AIM: Scan the lines below for the string "național" and copy every one that has it.

INPUT FOR THIS TASK:
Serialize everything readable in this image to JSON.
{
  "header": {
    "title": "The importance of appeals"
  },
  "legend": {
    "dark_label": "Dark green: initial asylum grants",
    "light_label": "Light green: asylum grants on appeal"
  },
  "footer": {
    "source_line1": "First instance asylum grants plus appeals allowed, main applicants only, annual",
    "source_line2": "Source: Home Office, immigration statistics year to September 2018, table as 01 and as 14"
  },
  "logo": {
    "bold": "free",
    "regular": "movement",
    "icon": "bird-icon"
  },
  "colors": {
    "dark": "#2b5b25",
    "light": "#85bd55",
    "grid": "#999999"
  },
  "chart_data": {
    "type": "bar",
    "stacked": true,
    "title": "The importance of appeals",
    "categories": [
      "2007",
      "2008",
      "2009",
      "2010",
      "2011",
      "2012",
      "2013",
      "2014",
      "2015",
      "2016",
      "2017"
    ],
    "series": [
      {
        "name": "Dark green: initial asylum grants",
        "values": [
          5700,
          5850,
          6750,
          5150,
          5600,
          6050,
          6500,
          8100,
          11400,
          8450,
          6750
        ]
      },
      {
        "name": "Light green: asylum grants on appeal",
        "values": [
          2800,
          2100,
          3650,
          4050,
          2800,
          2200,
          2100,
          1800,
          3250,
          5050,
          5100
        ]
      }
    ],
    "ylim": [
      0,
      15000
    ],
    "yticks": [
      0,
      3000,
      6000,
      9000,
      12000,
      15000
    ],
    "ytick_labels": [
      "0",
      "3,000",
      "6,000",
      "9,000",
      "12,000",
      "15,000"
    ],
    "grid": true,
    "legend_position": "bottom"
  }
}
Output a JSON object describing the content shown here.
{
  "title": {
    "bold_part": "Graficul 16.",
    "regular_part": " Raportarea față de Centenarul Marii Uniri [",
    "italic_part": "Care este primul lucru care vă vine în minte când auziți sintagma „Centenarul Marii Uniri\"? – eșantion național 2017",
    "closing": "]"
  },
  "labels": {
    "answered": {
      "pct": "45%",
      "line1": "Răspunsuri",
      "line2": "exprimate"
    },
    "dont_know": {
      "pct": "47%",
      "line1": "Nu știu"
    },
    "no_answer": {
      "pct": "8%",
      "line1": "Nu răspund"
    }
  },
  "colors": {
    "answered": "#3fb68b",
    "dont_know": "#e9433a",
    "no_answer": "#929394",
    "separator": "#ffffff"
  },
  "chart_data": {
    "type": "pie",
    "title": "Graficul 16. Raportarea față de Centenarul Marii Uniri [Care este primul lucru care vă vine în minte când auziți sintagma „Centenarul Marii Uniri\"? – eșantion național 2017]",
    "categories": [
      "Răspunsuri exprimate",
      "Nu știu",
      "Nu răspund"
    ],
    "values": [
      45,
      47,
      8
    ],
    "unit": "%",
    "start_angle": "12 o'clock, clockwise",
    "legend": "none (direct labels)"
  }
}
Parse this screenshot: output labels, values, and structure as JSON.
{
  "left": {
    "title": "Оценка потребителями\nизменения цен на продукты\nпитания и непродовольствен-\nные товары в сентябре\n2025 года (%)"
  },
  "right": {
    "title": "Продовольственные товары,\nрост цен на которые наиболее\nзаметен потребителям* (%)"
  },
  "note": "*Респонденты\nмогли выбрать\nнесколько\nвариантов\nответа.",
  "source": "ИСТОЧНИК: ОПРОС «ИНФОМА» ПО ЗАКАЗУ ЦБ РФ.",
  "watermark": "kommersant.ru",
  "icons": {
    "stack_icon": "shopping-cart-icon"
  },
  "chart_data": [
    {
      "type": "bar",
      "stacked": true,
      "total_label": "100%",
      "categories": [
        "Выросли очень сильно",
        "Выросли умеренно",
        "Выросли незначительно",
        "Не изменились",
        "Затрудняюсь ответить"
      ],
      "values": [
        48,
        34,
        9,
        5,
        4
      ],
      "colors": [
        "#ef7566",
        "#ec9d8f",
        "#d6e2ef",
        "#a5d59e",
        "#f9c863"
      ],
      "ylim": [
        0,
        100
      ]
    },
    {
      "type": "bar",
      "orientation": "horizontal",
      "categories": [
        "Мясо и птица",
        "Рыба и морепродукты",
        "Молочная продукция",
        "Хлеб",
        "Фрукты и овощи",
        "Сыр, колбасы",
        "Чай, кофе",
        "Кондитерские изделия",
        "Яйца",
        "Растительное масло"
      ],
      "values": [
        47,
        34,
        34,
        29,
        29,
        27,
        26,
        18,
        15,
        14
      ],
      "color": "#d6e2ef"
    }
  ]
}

SOLUTION FOR THIS EXERCISE:
    "italic_part": "Care este primul lucru care vă vine în minte când auziți sintagma „Centenarul Marii Uniri\"? – eșantion național 2017",
    "title": "Graficul 16. Raportarea față de Centenarul Marii Uniri [Care este primul lucru care vă vine în minte când auziți sintagma „Centenarul Marii Uniri\"? – eșantion național 2017]",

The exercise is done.